Data for this task
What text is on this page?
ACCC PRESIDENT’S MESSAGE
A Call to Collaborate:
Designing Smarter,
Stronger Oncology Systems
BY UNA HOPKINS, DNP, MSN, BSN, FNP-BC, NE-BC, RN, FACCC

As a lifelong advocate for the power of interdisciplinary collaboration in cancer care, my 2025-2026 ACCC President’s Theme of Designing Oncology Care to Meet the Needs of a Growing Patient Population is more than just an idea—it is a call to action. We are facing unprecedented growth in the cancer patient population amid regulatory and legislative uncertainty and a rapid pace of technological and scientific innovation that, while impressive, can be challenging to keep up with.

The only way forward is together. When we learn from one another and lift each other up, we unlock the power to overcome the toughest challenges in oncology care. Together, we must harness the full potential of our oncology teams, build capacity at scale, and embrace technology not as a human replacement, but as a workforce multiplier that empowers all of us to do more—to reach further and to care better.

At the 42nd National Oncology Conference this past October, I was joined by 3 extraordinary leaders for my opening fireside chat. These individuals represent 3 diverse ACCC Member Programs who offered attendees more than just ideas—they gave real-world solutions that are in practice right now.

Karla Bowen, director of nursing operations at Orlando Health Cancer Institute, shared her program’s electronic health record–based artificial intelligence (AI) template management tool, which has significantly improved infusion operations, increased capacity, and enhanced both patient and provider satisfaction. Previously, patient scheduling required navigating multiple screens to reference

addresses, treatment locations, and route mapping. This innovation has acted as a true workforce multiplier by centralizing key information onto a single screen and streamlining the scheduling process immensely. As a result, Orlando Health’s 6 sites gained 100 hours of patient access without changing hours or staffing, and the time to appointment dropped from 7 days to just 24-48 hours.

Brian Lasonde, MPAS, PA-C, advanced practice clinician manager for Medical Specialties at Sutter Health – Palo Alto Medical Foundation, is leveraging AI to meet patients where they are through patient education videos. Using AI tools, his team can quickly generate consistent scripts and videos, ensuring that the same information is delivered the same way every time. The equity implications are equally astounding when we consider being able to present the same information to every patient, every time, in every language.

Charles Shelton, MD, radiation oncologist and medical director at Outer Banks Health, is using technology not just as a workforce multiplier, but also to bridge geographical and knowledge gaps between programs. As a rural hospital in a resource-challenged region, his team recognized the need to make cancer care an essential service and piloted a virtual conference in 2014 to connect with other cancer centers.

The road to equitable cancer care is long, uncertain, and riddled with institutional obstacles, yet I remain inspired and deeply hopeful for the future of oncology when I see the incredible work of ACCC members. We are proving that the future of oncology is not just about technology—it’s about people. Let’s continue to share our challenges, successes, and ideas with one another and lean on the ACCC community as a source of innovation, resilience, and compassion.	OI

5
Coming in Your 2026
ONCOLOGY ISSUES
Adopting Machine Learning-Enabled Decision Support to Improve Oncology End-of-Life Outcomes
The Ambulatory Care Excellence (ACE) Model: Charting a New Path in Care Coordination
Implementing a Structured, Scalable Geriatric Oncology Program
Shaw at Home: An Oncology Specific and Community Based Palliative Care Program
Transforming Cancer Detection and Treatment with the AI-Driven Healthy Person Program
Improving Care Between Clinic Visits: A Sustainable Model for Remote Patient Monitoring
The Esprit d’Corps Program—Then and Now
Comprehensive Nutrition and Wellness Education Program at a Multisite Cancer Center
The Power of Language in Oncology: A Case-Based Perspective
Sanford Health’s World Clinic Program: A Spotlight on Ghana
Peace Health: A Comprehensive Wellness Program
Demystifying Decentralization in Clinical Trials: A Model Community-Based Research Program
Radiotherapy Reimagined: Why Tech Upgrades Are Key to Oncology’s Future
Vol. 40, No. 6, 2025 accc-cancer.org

Problem description
Go through the data above and copy all of it exactly.

Output of the exercise
What text is on this page?
ACCC PRESIDENT’S MESSAGE
A Call to Collaborate:
Designing Smarter,
Stronger Oncology Systems
BY UNA HOPKINS, DNP, MSN, BSN, FNP-BC, NE-BC, RN, FACCC

As a lifelong advocate for the power of interdisciplinary collaboration in cancer care, my 2025-2026 ACCC President’s Theme of Designing Oncology Care to Meet the Needs of a Growing Patient Population is more than just an idea—it is a call to action. We are facing unprecedented growth in the cancer patient population amid regulatory and legislative uncertainty and a rapid pace of technological and scientific innovation that, while impressive, can be challenging to keep up with.

The only way forward is together. When we learn from one another and lift each other up, we unlock the power to overcome the toughest challenges in oncology care. Together, we must harness the full potential of our oncology teams, build capacity at scale, and embrace technology not as a human replacement, but as a workforce multiplier that empowers all of us to do more—to reach further and to care better.

At the 42nd National Oncology Conference this past October, I was joined by 3 extraordinary leaders for my opening fireside chat. These individuals represent 3 diverse ACCC Member Programs who offered attendees more than just ideas—they gave real-world solutions that are in practice right now.

Karla Bowen, director of nursing operations at Orlando Health Cancer Institute, shared her program’s electronic health record–based artificial intelligence (AI) template management tool, which has significantly improved infusion operations, increased capacity, and enhanced both patient and provider satisfaction. Previously, patient scheduling required navigating multiple screens to reference

addresses, treatment locations, and route mapping. This innovation has acted as a true workforce multiplier by centralizing key information onto a single screen and streamlining the scheduling process immensely. As a result, Orlando Health’s 6 sites gained 100 hours of patient access without changing hours or staffing, and the time to appointment dropped from 7 days to just 24-48 hours.

Brian Lasonde, MPAS, PA-C, advanced practice clinician manager for Medical Specialties at Sutter Health – Palo Alto Medical Foundation, is leveraging AI to meet patients where they are through patient education videos. Using AI tools, his team can quickly generate consistent scripts and videos, ensuring that the same information is delivered the same way every time. The equity implications are equally astounding when we consider being able to present the same information to every patient, every time, in every language.

Charles Shelton, MD, radiation oncologist and medical director at Outer Banks Health, is using technology not just as a workforce multiplier, but also to bridge geographical and knowledge gaps between programs. As a rural hospital in a resource-challenged region, his team recognized the need to make cancer care an essential service and piloted a virtual conference in 2014 to connect with other cancer centers.

The road to equitable cancer care is long, uncertain, and riddled with institutional obstacles, yet I remain inspired and deeply hopeful for the future of oncology when I see the incredible work of ACCC members. We are proving that the future of oncology is not just about technology—it’s about people. Let’s continue to share our challenges, successes, and ideas with one another and lean on the ACCC community as a source of innovation, resilience, and compassion.	OI

5
Coming in Your 2026
ONCOLOGY ISSUES
Adopting Machine Learning-Enabled Decision Support to Improve Oncology End-of-Life Outcomes
The Ambulatory Care Excellence (ACE) Model: Charting a New Path in Care Coordination
Implementing a Structured, Scalable Geriatric Oncology Program
Shaw at Home: An Oncology Specific and Community Based Palliative Care Program
Transforming Cancer Detection and Treatment with the AI-Driven Healthy Person Program
Improving Care Between Clinic Visits: A Sustainable Model for Remote Patient Monitoring
The Esprit d’Corps Program—Then and Now
Comprehensive Nutrition and Wellness Education Program at a Multisite Cancer Center
The Power of Language in Oncology: A Case-Based Perspective
Sanford Health’s World Clinic Program: A Spotlight on Ghana
Peace Health: A Comprehensive Wellness Program
Demystifying Decentralization in Clinical Trials: A Model Community-Based Research Program
Radiotherapy Reimagined: Why Tech Upgrades Are Key to Oncology’s Future
Vol. 40, No. 6, 2025 accc-cancer.org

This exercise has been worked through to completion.